▼

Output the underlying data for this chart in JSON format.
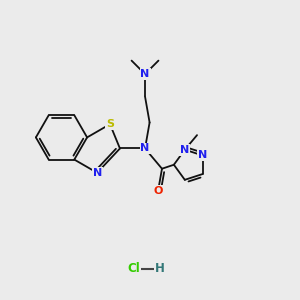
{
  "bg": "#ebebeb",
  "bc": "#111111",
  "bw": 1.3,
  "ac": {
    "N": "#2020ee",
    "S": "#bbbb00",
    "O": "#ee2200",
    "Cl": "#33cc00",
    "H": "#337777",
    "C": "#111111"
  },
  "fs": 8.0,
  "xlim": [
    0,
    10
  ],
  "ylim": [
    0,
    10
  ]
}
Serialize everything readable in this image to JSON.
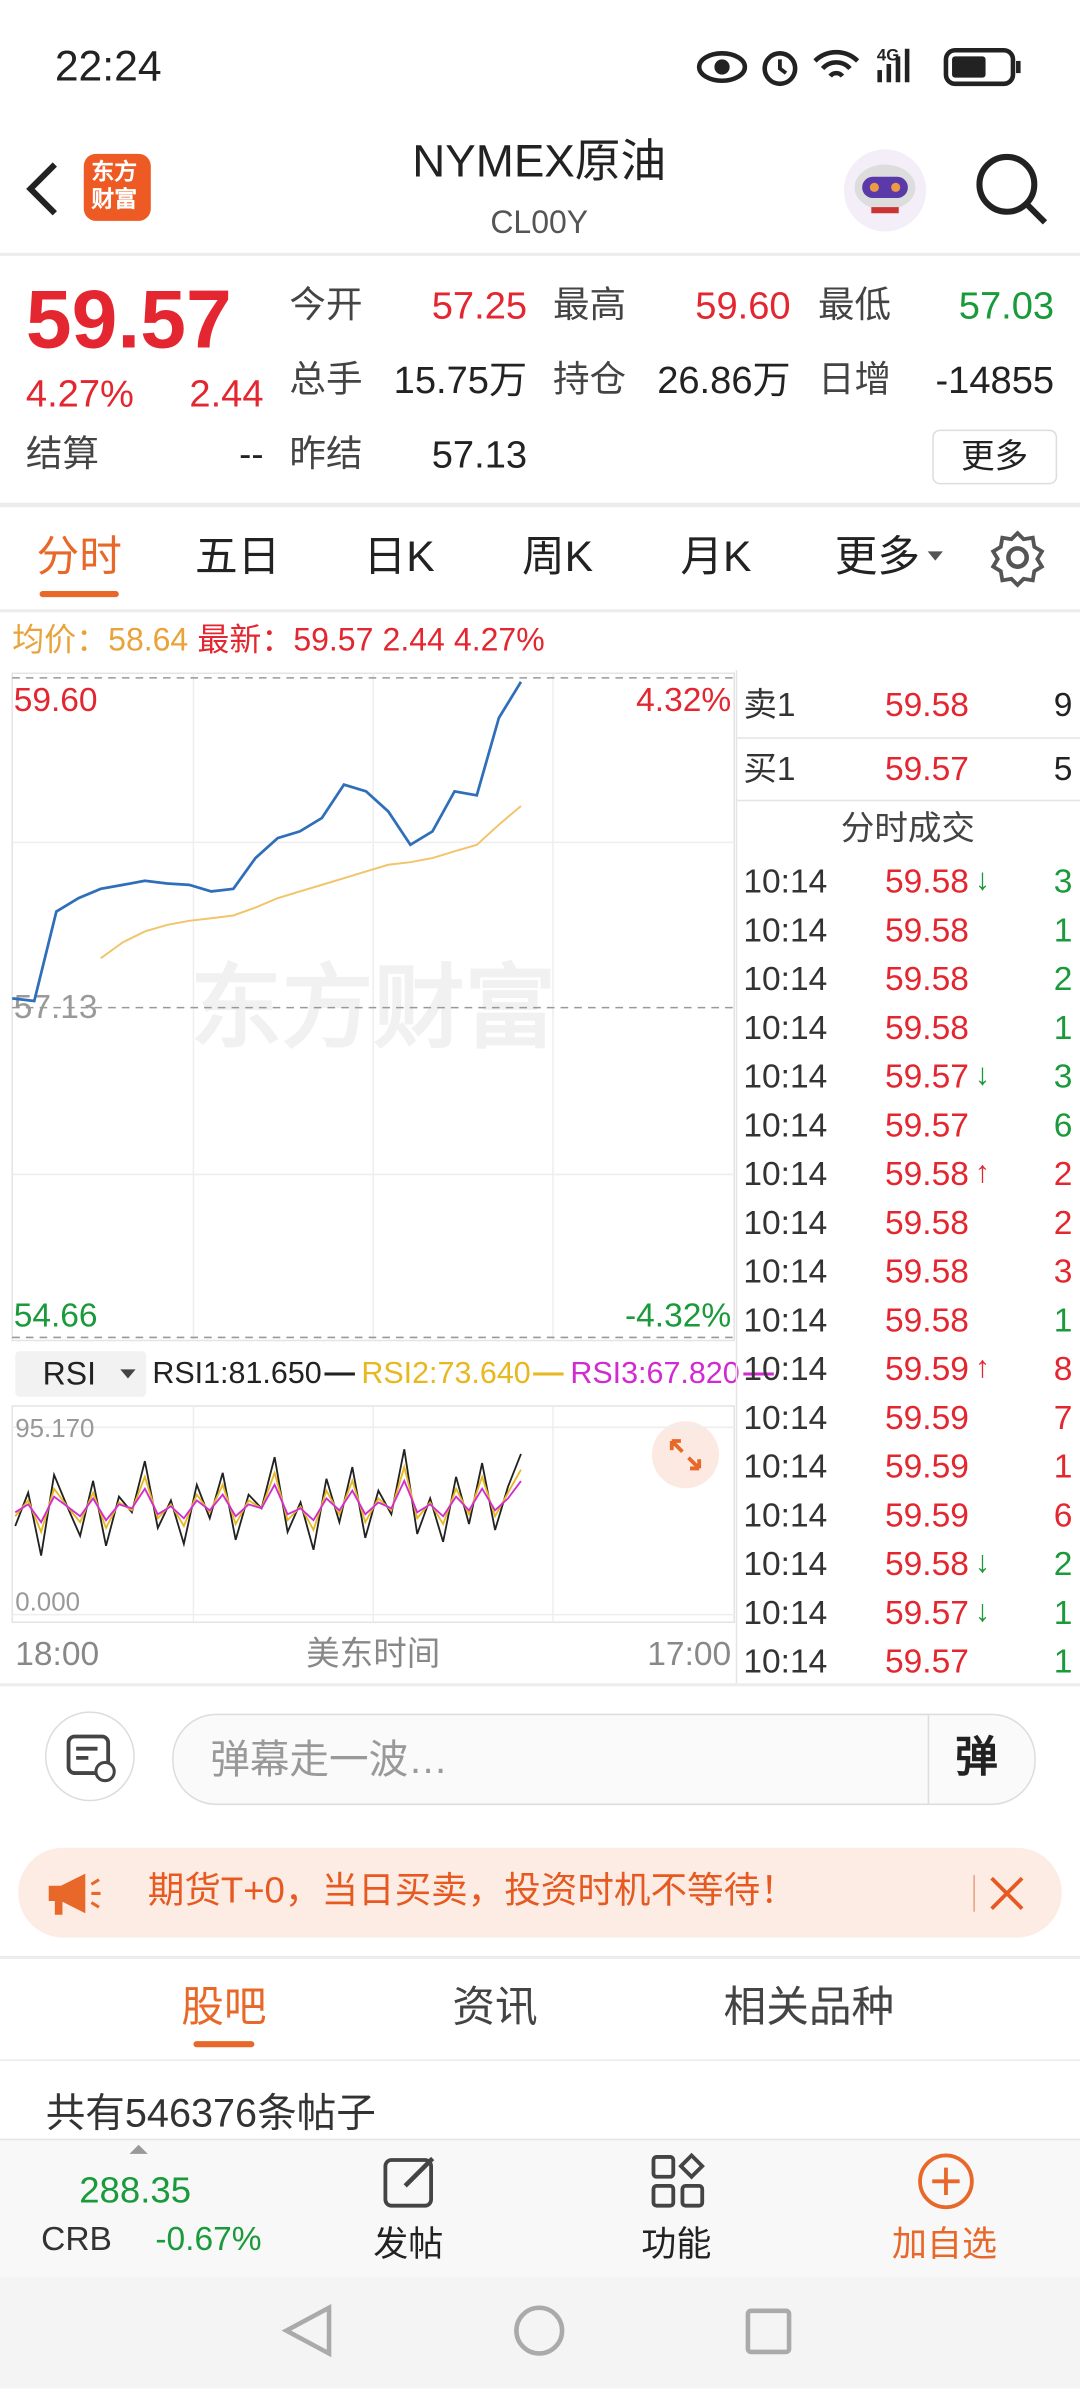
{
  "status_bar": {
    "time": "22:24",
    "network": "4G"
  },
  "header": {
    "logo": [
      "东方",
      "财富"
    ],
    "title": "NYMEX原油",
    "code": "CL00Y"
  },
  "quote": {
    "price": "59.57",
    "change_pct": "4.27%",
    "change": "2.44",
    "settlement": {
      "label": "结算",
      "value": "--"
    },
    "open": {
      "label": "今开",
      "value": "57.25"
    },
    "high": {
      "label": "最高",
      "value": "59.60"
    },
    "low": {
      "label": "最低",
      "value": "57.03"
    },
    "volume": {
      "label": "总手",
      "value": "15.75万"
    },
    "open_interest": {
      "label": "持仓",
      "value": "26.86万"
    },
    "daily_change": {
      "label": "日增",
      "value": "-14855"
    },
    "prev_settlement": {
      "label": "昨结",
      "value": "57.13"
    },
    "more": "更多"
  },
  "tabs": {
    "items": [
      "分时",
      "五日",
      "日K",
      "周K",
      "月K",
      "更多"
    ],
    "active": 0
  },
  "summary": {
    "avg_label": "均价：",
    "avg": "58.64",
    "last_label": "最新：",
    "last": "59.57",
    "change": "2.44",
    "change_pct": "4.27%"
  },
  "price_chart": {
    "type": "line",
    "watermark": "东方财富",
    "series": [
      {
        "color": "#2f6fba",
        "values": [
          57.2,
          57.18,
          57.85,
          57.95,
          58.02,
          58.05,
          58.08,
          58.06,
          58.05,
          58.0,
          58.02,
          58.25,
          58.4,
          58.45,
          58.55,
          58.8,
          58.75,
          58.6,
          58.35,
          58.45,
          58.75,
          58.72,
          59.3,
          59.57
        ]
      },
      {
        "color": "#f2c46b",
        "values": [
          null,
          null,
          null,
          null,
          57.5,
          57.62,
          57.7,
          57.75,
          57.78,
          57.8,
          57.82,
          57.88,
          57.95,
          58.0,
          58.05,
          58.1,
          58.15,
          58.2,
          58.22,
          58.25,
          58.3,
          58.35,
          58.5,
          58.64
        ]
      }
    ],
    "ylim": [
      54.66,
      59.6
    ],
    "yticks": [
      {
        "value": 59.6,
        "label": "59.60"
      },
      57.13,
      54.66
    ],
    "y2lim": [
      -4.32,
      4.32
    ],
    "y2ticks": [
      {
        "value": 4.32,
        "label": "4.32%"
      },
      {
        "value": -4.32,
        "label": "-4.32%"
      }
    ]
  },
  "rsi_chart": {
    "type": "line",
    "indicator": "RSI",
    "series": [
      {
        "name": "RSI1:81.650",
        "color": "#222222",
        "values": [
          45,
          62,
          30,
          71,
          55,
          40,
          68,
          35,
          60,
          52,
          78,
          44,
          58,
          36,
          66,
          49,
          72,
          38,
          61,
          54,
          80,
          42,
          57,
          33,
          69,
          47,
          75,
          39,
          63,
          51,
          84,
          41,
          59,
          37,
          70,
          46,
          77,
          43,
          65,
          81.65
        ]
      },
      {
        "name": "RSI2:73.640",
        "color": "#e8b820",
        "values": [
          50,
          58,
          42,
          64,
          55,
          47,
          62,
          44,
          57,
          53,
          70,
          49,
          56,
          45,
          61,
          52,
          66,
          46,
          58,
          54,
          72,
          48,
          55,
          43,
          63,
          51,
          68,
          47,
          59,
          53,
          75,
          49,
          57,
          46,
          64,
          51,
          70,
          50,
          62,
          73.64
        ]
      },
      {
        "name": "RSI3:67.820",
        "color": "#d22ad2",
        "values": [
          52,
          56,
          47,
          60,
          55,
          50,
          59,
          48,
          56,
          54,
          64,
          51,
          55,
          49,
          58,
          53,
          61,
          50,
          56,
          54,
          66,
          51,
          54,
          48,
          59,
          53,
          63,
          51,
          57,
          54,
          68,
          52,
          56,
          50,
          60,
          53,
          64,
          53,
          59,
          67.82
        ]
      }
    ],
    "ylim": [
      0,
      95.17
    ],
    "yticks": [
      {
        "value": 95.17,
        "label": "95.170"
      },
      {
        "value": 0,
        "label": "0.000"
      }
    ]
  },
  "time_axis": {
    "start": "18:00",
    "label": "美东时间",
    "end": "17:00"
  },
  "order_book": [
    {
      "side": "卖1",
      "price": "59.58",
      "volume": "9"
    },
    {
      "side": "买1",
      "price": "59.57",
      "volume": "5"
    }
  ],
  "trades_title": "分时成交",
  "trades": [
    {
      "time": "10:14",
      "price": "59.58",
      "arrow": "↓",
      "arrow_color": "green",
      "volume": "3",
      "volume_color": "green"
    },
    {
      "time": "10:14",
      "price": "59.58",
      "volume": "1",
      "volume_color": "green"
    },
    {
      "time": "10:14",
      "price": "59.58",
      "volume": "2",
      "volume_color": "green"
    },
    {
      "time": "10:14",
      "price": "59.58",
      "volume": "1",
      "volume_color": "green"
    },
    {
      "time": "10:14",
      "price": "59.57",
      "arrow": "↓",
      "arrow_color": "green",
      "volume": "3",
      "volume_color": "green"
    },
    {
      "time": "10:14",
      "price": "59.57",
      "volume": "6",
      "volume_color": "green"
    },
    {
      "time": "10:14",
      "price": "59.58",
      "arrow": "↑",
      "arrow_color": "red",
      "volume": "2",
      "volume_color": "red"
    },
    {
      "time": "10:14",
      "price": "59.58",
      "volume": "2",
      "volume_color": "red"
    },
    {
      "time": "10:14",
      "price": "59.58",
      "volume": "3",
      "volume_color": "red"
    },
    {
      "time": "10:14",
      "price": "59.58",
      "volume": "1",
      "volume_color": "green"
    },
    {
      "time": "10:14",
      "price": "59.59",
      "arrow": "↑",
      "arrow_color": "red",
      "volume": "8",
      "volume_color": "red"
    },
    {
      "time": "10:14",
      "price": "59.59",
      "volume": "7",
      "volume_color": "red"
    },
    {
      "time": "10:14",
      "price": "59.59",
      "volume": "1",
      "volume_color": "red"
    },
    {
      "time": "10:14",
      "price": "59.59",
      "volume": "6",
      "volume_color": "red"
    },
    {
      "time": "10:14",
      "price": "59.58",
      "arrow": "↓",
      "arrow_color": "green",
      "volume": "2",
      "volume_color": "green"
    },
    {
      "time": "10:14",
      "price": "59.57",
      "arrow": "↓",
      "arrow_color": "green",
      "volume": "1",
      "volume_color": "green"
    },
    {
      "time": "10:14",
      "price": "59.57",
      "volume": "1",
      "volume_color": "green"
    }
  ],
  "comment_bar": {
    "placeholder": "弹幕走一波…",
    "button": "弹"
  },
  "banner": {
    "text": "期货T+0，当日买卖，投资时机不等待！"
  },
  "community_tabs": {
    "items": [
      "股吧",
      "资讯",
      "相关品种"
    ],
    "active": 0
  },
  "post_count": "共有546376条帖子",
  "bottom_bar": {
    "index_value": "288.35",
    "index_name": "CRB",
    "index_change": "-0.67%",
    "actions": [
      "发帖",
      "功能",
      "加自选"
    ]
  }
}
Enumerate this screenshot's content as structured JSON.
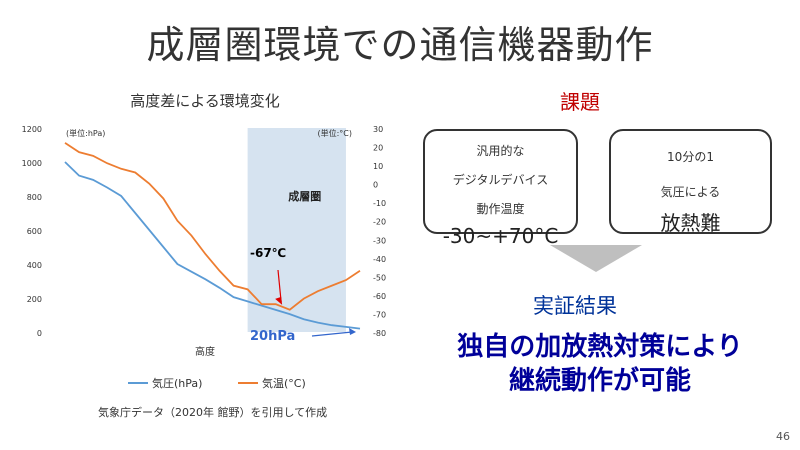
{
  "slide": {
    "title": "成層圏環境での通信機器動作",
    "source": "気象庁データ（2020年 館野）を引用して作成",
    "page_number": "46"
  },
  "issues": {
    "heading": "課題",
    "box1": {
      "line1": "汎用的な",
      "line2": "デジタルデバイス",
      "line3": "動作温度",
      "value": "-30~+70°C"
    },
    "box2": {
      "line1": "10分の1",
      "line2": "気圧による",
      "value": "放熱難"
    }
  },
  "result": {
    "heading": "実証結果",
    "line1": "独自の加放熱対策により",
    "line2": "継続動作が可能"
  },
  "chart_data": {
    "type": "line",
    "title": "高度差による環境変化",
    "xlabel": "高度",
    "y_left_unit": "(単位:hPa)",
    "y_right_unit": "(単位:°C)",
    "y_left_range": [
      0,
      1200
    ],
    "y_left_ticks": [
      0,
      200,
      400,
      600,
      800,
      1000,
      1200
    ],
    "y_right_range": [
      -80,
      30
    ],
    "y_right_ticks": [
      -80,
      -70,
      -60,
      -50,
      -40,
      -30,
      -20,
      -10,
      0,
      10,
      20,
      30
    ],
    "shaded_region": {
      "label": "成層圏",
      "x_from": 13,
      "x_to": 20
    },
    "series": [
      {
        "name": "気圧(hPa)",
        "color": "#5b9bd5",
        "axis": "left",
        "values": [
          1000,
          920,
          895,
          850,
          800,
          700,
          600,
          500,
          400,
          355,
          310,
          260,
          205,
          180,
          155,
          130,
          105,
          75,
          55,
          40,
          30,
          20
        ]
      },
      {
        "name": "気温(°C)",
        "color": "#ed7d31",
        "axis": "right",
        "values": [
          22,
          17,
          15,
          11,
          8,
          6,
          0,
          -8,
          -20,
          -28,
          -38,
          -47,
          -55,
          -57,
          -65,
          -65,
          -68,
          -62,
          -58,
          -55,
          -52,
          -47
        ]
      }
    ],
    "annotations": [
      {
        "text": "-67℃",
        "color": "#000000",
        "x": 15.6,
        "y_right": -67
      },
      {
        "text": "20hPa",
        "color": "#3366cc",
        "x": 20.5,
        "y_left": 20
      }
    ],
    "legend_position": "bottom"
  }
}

▲

Task to complete: What is the number of lines containing "JSON"? Give that number only.

Answer for this exercise: 3